## WRITTEN INSTRUCTION
Put every line from the one containing "Localize each UI" through the one containing "comment-meta: 16h Reply" into a Markdown table with two columns, No. for the row number and Line for the line itself, skipping blank lines. Leave the pictures out.

## INFORMATION SUPPLIED
▼▼▼
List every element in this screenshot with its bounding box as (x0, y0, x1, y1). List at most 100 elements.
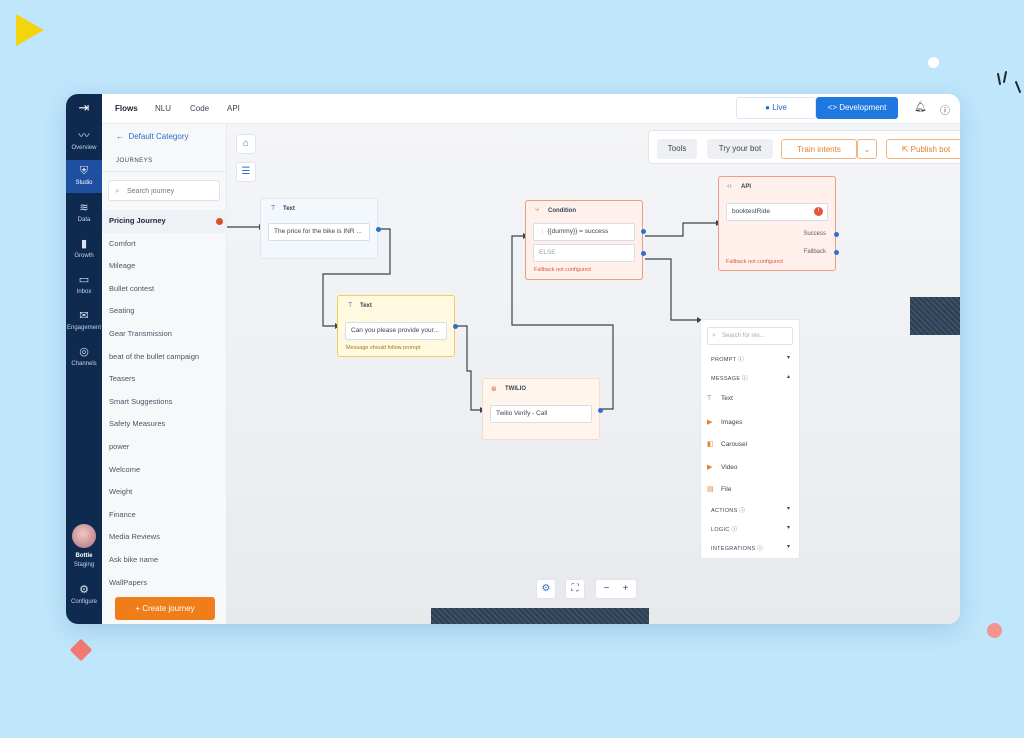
▲▲▲
▼▼▼
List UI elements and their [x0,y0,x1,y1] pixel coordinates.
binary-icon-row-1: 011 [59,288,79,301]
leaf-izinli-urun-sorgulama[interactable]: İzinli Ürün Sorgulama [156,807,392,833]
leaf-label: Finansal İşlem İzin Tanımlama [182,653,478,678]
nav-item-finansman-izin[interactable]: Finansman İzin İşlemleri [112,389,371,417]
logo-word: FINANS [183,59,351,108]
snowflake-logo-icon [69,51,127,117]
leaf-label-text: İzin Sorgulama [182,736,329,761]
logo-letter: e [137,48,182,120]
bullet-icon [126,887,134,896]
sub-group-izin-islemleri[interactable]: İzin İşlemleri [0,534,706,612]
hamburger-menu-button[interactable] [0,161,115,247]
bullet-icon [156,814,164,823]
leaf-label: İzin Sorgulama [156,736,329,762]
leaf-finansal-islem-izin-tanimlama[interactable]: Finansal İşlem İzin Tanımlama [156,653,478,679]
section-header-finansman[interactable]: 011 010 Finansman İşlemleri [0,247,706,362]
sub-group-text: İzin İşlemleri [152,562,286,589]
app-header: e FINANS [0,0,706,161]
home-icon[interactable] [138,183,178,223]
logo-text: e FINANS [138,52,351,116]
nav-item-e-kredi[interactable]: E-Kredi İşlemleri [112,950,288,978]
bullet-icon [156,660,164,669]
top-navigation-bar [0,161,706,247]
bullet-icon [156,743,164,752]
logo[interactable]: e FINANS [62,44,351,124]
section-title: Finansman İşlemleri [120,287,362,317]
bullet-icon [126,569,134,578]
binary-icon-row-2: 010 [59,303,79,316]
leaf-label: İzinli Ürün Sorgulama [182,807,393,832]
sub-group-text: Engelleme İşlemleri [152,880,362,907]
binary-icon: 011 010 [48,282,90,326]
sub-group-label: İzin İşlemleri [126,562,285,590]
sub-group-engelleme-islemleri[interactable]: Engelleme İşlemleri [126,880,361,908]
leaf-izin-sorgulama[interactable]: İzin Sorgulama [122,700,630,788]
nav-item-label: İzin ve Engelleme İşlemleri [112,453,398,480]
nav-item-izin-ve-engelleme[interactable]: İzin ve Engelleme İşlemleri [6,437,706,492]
▲▲▲
▼▼▼
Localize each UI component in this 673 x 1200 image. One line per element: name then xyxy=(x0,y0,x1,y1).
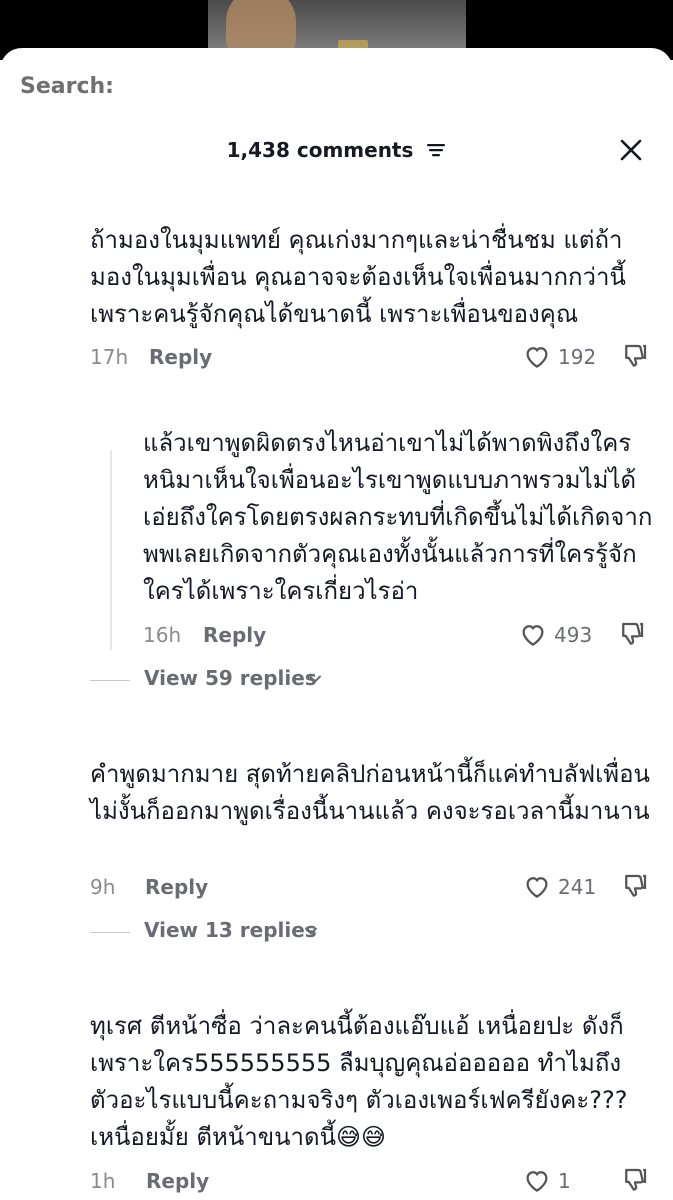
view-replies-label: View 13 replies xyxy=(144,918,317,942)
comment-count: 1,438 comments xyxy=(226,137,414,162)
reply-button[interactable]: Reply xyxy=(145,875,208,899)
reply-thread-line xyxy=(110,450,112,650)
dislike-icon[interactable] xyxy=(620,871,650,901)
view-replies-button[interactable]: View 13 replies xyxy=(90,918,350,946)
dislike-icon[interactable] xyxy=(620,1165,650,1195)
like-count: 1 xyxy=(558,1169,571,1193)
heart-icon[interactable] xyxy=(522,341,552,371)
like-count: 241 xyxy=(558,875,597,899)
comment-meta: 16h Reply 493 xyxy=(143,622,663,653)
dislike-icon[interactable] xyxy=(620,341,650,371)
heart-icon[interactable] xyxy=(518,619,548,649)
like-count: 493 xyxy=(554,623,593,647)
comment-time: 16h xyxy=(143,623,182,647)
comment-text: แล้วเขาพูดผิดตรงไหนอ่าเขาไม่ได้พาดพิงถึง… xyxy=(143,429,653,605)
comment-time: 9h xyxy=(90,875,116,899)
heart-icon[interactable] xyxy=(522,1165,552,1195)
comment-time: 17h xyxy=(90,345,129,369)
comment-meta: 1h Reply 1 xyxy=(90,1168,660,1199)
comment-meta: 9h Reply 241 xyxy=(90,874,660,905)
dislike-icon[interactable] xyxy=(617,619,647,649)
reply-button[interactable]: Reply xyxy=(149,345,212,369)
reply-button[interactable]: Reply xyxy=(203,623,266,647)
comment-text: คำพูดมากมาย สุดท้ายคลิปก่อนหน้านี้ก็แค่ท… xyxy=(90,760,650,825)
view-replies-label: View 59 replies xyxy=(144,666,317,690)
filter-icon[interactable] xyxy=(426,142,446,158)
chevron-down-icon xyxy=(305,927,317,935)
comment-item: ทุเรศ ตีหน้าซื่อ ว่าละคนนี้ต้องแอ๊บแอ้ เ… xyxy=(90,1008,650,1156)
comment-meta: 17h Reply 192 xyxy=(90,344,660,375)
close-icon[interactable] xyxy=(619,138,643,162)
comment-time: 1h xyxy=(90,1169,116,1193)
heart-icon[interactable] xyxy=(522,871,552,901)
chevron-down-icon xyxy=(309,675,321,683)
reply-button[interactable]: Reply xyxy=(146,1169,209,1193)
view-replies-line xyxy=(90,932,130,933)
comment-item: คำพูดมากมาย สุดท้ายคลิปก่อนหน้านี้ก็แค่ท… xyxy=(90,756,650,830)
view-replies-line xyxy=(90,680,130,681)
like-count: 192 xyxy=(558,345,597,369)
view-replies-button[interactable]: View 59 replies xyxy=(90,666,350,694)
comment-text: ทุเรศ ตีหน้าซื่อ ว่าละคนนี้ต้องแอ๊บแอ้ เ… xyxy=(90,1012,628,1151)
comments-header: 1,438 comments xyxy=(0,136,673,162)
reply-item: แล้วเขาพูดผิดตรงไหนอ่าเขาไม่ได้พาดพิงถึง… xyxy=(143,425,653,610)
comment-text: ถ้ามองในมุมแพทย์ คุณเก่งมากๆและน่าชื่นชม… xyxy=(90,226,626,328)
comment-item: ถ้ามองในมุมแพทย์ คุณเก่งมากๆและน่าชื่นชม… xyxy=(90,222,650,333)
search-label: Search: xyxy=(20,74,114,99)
▲▲▲
## ANSWER IN FULL
| No. | Line |
|---|---|
| 1 | Localize each UI component in this 673 x 1200 image. One line per element: name then xyxy=(x0,y0,x1,y1). |
| 2 | view-replies-label: View 13 replies xyxy=(144,918,317,942) |
| 3 | comment-count: 1,438 comments xyxy=(226,137,414,162) |
| 4 | reply-button[interactable]: Reply xyxy=(145,875,208,899) |
| 5 | reply-thread-line xyxy=(110,450,112,650) |
| 6 | dislike-icon[interactable] xyxy=(620,871,650,901) |
| 7 | view-replies-button[interactable]: View 13 replies xyxy=(90,918,350,946) |
| 8 | dislike-icon[interactable] xyxy=(620,1165,650,1195) |
| 9 | like-count: 1 xyxy=(558,1169,571,1193) |
| 10 | heart-icon[interactable] xyxy=(522,341,552,371) |
| 11 | like-count: 241 xyxy=(558,875,597,899) |
| 12 | comment-meta: 16h Reply 493 xyxy=(143,622,663,653) |